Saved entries
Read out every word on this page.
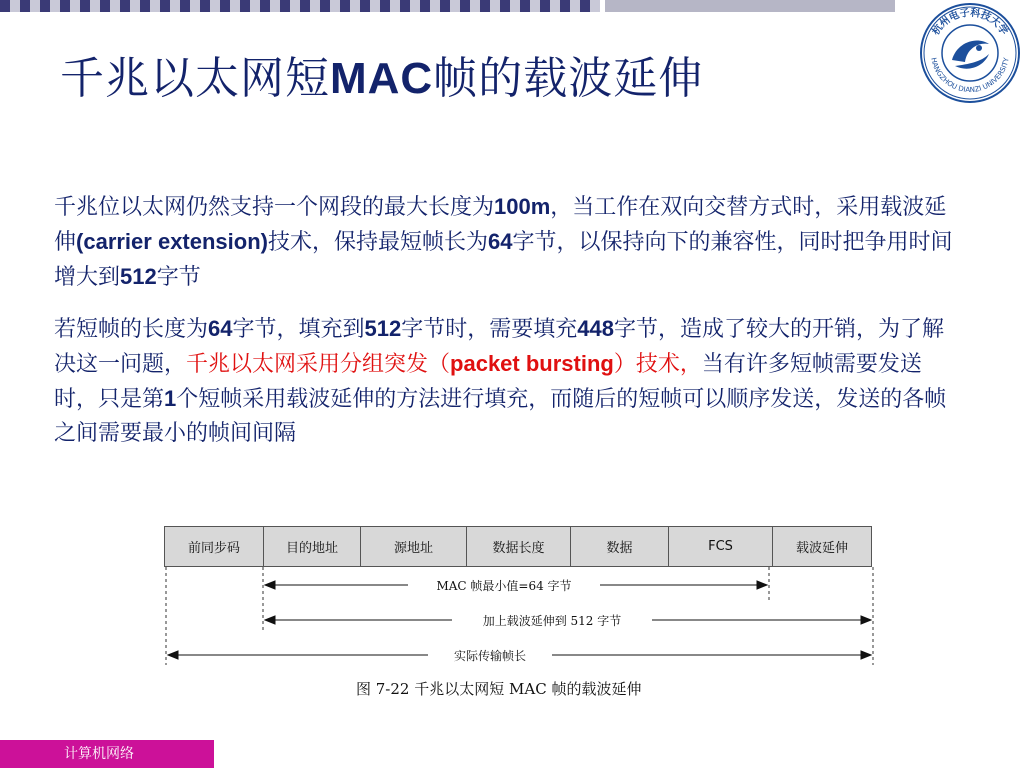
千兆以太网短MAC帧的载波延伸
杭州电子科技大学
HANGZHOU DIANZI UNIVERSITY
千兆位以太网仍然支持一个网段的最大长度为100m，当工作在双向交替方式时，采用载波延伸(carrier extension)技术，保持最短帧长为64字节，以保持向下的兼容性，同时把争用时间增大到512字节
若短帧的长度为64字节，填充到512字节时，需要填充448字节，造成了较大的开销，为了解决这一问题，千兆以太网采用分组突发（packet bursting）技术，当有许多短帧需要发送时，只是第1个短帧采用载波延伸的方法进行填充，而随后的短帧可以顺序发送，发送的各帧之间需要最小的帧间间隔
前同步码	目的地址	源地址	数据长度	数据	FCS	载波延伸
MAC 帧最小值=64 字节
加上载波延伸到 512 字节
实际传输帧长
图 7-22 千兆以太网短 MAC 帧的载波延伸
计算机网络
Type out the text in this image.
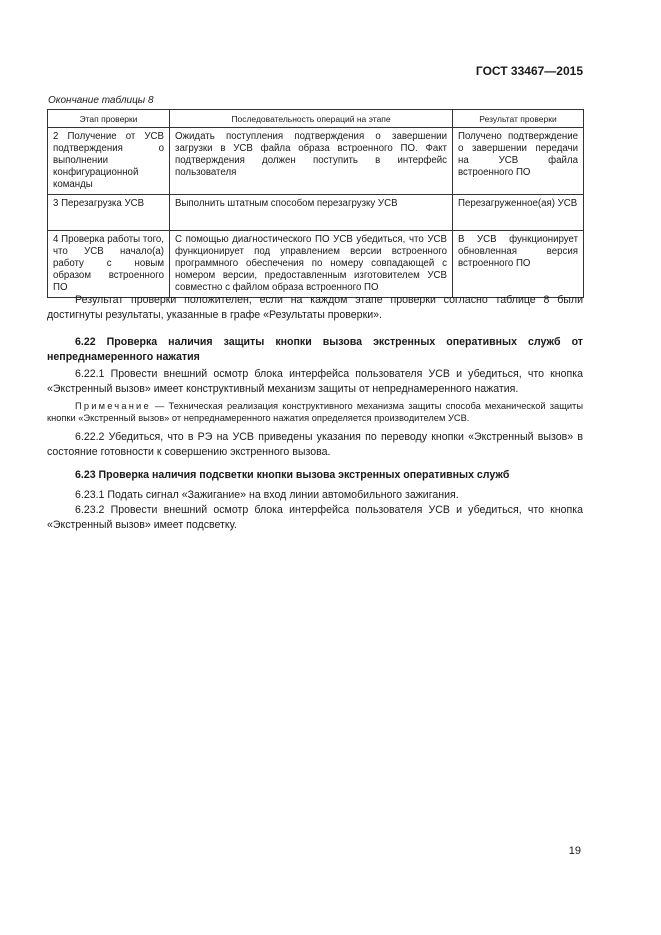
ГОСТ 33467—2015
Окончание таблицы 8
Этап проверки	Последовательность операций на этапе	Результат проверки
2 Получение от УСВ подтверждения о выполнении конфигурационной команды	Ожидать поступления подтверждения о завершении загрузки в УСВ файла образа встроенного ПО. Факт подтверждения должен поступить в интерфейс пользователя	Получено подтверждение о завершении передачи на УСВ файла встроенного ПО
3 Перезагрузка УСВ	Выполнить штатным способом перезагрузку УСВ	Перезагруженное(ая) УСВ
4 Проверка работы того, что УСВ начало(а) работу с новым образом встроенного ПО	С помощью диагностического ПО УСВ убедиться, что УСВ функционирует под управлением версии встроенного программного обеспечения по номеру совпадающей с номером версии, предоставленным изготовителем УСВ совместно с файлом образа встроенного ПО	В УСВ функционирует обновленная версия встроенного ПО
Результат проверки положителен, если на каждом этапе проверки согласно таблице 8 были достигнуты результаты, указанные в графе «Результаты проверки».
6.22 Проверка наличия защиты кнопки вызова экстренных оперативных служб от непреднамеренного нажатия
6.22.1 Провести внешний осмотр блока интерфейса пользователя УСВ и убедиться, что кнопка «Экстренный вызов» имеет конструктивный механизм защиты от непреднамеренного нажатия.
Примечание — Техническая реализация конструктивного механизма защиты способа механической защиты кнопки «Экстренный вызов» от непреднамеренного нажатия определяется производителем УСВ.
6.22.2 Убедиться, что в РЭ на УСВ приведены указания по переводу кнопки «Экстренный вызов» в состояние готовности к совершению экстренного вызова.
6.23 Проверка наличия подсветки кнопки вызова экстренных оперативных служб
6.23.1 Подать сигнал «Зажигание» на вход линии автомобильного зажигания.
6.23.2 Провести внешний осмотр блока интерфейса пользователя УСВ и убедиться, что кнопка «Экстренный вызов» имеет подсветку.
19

---

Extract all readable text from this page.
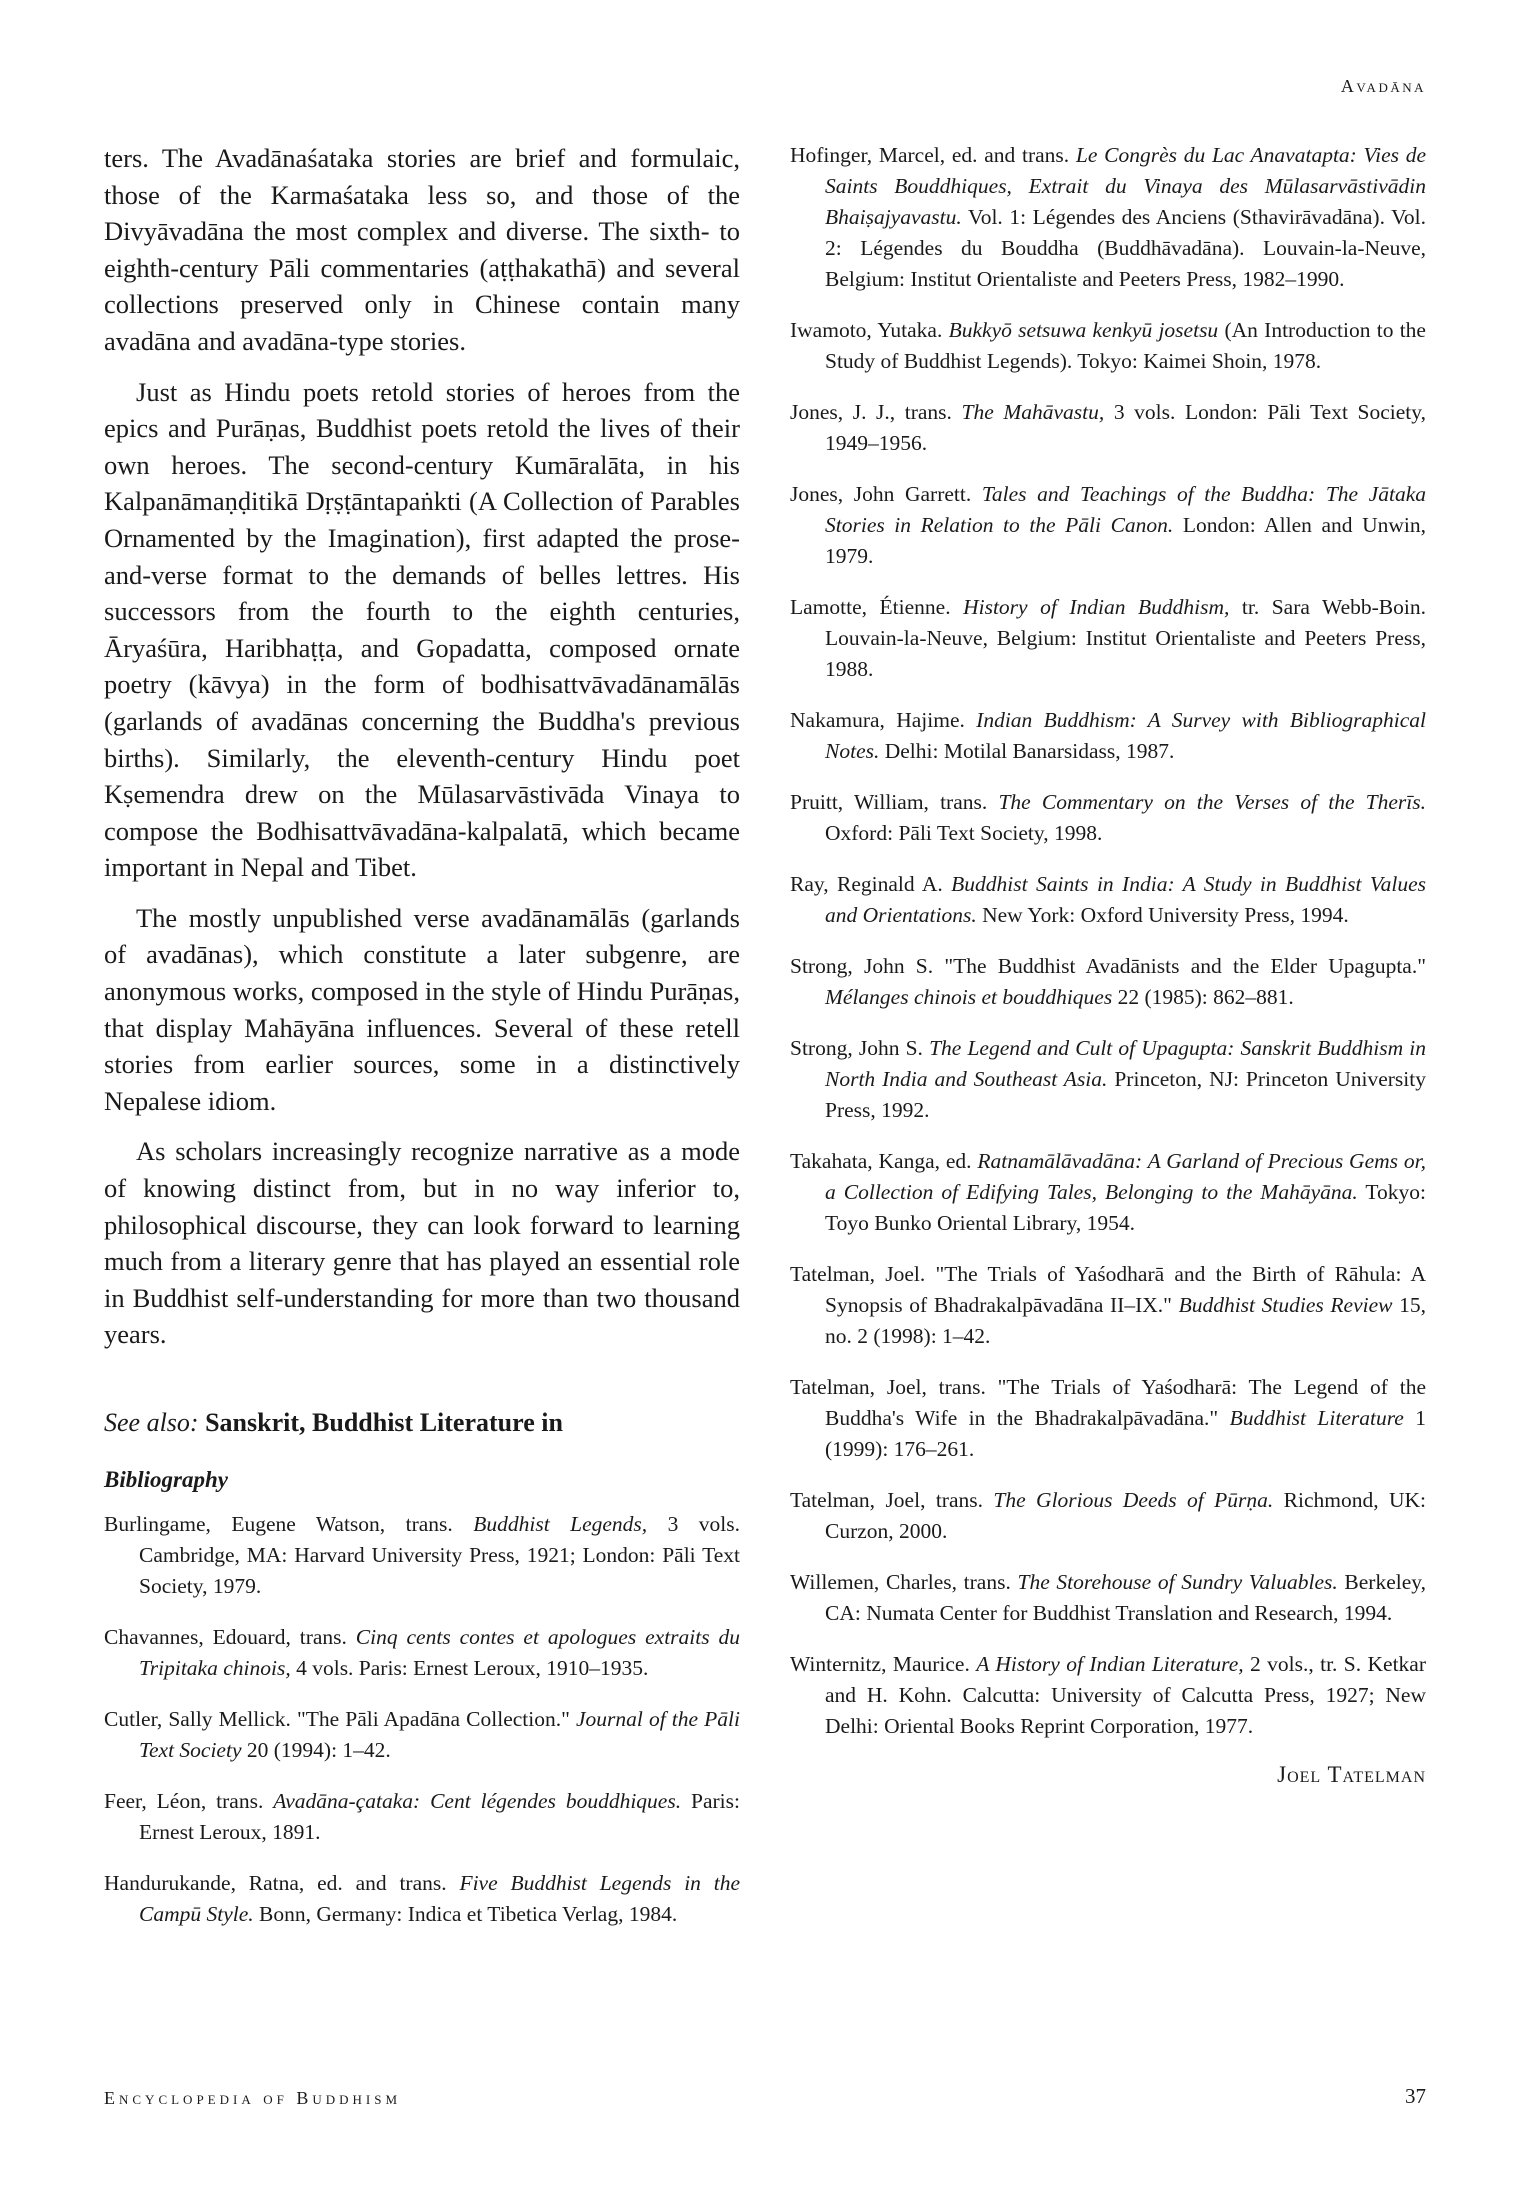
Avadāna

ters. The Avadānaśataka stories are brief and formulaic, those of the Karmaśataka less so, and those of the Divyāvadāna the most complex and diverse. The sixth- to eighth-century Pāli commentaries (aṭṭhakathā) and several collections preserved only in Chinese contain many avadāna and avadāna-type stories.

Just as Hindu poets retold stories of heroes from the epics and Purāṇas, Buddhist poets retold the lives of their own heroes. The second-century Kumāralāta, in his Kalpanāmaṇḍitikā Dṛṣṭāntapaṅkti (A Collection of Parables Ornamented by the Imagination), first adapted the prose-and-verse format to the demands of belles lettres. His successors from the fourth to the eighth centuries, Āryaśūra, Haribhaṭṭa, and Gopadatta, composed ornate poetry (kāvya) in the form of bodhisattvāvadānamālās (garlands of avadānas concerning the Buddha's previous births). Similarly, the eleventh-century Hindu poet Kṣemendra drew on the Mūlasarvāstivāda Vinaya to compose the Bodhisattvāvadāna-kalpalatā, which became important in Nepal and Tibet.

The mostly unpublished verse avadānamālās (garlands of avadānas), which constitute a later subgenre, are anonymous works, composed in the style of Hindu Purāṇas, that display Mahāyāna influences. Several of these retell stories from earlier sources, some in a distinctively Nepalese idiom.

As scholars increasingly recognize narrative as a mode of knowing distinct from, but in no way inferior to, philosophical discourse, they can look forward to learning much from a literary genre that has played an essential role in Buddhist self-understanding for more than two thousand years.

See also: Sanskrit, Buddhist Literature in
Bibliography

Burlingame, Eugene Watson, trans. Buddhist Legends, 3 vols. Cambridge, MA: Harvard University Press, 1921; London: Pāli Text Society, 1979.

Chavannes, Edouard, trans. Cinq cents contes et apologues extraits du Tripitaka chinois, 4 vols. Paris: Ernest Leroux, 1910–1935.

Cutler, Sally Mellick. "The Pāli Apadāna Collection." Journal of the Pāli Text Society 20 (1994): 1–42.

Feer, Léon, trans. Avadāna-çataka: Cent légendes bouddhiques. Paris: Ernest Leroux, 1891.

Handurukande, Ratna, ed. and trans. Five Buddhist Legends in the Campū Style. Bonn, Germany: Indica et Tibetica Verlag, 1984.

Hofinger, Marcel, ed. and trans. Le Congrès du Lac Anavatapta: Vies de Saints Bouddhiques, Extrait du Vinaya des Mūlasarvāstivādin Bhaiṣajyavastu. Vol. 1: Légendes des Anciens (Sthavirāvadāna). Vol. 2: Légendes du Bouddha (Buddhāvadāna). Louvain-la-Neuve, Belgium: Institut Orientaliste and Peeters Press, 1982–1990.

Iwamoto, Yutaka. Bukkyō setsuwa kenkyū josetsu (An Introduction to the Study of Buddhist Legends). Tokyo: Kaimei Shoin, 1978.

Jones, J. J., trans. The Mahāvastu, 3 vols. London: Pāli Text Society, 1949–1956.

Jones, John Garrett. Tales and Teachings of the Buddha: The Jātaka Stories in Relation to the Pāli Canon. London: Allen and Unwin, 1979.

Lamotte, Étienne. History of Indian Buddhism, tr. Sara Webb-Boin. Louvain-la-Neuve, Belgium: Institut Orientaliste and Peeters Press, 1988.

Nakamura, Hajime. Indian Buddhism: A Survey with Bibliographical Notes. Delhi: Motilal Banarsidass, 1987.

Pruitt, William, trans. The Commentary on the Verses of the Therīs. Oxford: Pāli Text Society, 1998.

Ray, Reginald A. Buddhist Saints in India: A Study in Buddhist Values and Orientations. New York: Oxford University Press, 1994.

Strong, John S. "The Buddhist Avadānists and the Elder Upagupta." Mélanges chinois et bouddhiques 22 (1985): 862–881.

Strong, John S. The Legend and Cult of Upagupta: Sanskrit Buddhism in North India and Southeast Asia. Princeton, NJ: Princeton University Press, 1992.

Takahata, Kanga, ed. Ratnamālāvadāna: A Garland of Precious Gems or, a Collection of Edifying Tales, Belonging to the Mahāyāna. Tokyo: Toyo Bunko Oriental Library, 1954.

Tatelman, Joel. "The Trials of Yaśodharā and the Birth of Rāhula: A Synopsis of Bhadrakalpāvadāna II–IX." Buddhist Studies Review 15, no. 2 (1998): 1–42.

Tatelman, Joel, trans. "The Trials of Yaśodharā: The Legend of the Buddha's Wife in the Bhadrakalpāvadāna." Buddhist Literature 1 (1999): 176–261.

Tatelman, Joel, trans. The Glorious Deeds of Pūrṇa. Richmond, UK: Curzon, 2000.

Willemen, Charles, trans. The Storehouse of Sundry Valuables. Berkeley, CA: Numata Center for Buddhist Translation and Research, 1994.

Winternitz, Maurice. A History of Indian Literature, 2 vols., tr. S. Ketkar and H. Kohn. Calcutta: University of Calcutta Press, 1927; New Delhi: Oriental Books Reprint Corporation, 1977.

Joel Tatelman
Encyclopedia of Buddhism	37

Task statement. List all lines in the material containing the string "Yaśodharā".

Task answer.
Tatelman, Joel. "The Trials of Yaśodharā and the Birth of Rāhula: A Synopsis of Bhadrakalpāvadāna II–IX." Buddhist Studies Review 15, no. 2 (1998): 1–42.
Tatelman, Joel, trans. "The Trials of Yaśodharā: The Legend of the Buddha's Wife in the Bhadrakalpāvadāna." Buddhist Literature 1 (1999): 176–261.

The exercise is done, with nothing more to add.